▶ _WHAT NEEDS TO BE DONE_:
Extract the complete listing and repeat it word for word.

== MATERIAL ==

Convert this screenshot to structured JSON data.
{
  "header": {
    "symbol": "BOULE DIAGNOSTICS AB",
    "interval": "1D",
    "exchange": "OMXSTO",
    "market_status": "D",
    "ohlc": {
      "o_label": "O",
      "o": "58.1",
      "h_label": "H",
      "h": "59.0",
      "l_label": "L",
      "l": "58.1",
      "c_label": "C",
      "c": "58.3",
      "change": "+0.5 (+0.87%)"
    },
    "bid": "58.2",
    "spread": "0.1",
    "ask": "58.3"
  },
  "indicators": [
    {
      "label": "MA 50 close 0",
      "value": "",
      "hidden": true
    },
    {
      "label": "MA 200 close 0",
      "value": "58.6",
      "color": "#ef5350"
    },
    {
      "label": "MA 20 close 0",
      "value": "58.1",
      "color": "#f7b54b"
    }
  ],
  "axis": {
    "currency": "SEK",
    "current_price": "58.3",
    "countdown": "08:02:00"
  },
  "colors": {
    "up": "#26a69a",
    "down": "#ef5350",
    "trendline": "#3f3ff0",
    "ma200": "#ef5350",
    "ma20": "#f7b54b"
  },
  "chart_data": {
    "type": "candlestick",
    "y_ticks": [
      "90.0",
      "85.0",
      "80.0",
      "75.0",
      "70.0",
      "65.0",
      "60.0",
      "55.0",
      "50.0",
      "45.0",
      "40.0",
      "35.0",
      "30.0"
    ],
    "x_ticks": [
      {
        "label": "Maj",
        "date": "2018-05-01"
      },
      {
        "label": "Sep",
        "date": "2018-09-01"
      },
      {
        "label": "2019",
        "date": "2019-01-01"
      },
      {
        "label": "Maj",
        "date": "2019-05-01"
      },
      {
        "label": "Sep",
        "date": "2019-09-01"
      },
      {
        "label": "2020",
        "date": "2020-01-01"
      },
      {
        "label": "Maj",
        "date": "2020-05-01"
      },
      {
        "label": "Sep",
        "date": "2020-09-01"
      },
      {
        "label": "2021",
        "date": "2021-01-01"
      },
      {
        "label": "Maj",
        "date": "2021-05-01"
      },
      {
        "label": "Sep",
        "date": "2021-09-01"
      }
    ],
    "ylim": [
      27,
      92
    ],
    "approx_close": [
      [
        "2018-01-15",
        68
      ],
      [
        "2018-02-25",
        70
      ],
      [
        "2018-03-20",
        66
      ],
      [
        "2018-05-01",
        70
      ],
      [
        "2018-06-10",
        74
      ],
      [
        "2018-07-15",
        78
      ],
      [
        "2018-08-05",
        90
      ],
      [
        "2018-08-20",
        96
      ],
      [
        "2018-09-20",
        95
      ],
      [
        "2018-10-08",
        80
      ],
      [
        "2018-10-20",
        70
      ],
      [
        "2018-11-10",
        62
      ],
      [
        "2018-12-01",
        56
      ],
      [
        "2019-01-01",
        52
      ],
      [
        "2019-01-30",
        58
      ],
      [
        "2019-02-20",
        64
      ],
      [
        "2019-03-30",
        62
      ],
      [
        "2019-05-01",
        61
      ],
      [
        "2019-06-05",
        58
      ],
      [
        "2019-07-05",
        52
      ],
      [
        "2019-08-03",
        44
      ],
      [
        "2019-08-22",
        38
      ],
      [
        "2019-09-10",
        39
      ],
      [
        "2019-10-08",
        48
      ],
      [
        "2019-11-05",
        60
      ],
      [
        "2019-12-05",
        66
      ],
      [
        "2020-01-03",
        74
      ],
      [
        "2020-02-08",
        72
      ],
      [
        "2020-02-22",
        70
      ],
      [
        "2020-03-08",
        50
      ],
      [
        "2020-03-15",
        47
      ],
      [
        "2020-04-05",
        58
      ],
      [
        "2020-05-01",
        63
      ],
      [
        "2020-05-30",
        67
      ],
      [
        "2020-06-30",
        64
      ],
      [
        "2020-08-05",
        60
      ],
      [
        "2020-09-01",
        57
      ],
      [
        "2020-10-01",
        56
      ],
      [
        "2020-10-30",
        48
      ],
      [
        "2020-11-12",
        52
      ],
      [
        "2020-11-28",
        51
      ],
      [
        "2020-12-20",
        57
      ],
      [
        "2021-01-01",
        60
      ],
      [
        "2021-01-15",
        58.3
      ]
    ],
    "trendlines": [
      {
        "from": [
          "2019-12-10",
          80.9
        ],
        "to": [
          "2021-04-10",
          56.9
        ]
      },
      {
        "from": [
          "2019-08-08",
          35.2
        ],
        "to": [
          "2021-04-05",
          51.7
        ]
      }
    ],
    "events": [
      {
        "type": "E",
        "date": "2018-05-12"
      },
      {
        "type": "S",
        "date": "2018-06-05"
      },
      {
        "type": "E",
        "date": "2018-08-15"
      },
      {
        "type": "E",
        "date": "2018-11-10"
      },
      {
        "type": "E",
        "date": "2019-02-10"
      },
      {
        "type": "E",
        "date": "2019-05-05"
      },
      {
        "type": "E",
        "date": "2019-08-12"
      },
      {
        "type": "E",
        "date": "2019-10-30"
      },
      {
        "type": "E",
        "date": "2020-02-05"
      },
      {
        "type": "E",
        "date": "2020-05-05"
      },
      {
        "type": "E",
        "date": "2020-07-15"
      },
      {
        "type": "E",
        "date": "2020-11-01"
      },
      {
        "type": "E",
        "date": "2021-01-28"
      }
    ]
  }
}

===

▶ _EXERCISE OUTPUT_:
Convert this screenshot to structured JSON data.
{
  "header": {
    "symbol": "BOULE DIAGNOSTICS AB",
    "interval": "1D",
    "exchange": "OMXSTO",
    "market_status": "D",
    "ohlc": {
      "o_label": "O",
      "o": "58.1",
      "h_label": "H",
      "h": "59.0",
      "l_label": "L",
      "l": "58.1",
      "c_label": "C",
      "c": "58.3",
      "change": "+0.5 (+0.87%)"
    },
    "bid": "58.2",
    "spread": "0.1",
    "ask": "58.3"
  },
  "indicators": [
    {
      "label": "MA 50 close 0",
      "value": "",
      "hidden": true
    },
    {
      "label": "MA 200 close 0",
      "value": "58.6",
      "color": "#ef5350"
    },
    {
      "label": "MA 20 close 0",
      "value": "58.1",
      "color": "#f7b54b"
    }
  ],
  "axis": {
    "currency": "SEK",
    "current_price": "58.3",
    "countdown": "08:02:00"
  },
  "colors": {
    "up": "#26a69a",
    "down": "#ef5350",
    "trendline": "#3f3ff0",
    "ma200": "#ef5350",
    "ma20": "#f7b54b"
  },
  "chart_data": {
    "type": "candlestick",
    "y_ticks": [
      "90.0",
      "85.0",
      "80.0",
      "75.0",
      "70.0",
      "65.0",
      "60.0",
      "55.0",
      "50.0",
      "45.0",
      "40.0",
      "35.0",
      "30.0"
    ],
    "x_ticks": [
      {
        "label": "Maj",
        "date": "2018-05-01"
      },
      {
        "label": "Sep",
        "date": "2018-09-01"
      },
      {
        "label": "2019",
        "date": "2019-01-01"
      },
      {
        "label": "Maj",
        "date": "2019-05-01"
      },
      {
        "label": "Sep",
        "date": "2019-09-01"
      },
      {
        "label": "2020",
        "date": "2020-01-01"
      },
      {
        "label": "Maj",
        "date": "2020-05-01"
      },
      {
        "label": "Sep",
        "date": "2020-09-01"
      },
      {
        "label": "2021",
        "date": "2021-01-01"
      },
      {
        "label": "Maj",
        "date": "2021-05-01"
      },
      {
        "label": "Sep",
        "date": "2021-09-01"
      }
    ],
    "ylim": [
      27,
      92
    ],
    "approx_close": [
      [
        "2018-01-15",
        68
      ],
      [
        "2018-02-25",
        70
      ],
      [
        "2018-03-20",
        66
      ],
      [
        "2018-05-01",
        70
      ],
      [
        "2018-06-10",
        74
      ],
      [
        "2018-07-15",
        78
      ],
      [
        "2018-08-05",
        90
      ],
      [
        "2018-08-20",
        96
      ],
      [
        "2018-09-20",
        95
      ],
      [
        "2018-10-08",
        80
      ],
      [
        "2018-10-20",
        70
      ],
      [
        "2018-11-10",
        62
      ],
      [
        "2018-12-01",
        56
      ],
      [
        "2019-01-01",
        52
      ],
      [
        "2019-01-30",
        58
      ],
      [
        "2019-02-20",
        64
      ],
      [
        "2019-03-30",
        62
      ],
      [
        "2019-05-01",
        61
      ],
      [
        "2019-06-05",
        58
      ],
      [
        "2019-07-05",
        52
      ],
      [
        "2019-08-03",
        44
      ],
      [
        "2019-08-22",
        38
      ],
      [
        "2019-09-10",
        39
      ],
      [
        "2019-10-08",
        48
      ],
      [
        "2019-11-05",
        60
      ],
      [
        "2019-12-05",
        66
      ],
      [
        "2020-01-03",
        74
      ],
      [
        "2020-02-08",
        72
      ],
      [
        "2020-02-22",
        70
      ],
      [
        "2020-03-08",
        50
      ],
      [
        "2020-03-15",
        47
      ],
      [
        "2020-04-05",
        58
      ],
      [
        "2020-05-01",
        63
      ],
      [
        "2020-05-30",
        67
      ],
      [
        "2020-06-30",
        64
      ],
      [
        "2020-08-05",
        60
      ],
      [
        "2020-09-01",
        57
      ],
      [
        "2020-10-01",
        56
      ],
      [
        "2020-10-30",
        48
      ],
      [
        "2020-11-12",
        52
      ],
      [
        "2020-11-28",
        51
      ],
      [
        "2020-12-20",
        57
      ],
      [
        "2021-01-01",
        60
      ],
      [
        "2021-01-15",
        58.3
      ]
    ],
    "trendlines": [
      {
        "from": [
          "2019-12-10",
          80.9
        ],
        "to": [
          "2021-04-10",
          56.9
        ]
      },
      {
        "from": [
          "2019-08-08",
          35.2
        ],
        "to": [
          "2021-04-05",
          51.7
        ]
      }
    ],
    "events": [
      {
        "type": "E",
        "date": "2018-05-12"
      },
      {
        "type": "S",
        "date": "2018-06-05"
      },
      {
        "type": "E",
        "date": "2018-08-15"
      },
      {
        "type": "E",
        "date": "2018-11-10"
      },
      {
        "type": "E",
        "date": "2019-02-10"
      },
      {
        "type": "E",
        "date": "2019-05-05"
      },
      {
        "type": "E",
        "date": "2019-08-12"
      },
      {
        "type": "E",
        "date": "2019-10-30"
      },
      {
        "type": "E",
        "date": "2020-02-05"
      },
      {
        "type": "E",
        "date": "2020-05-05"
      },
      {
        "type": "E",
        "date": "2020-07-15"
      },
      {
        "type": "E",
        "date": "2020-11-01"
      },
      {
        "type": "E",
        "date": "2021-01-28"
      }
    ]
  }
}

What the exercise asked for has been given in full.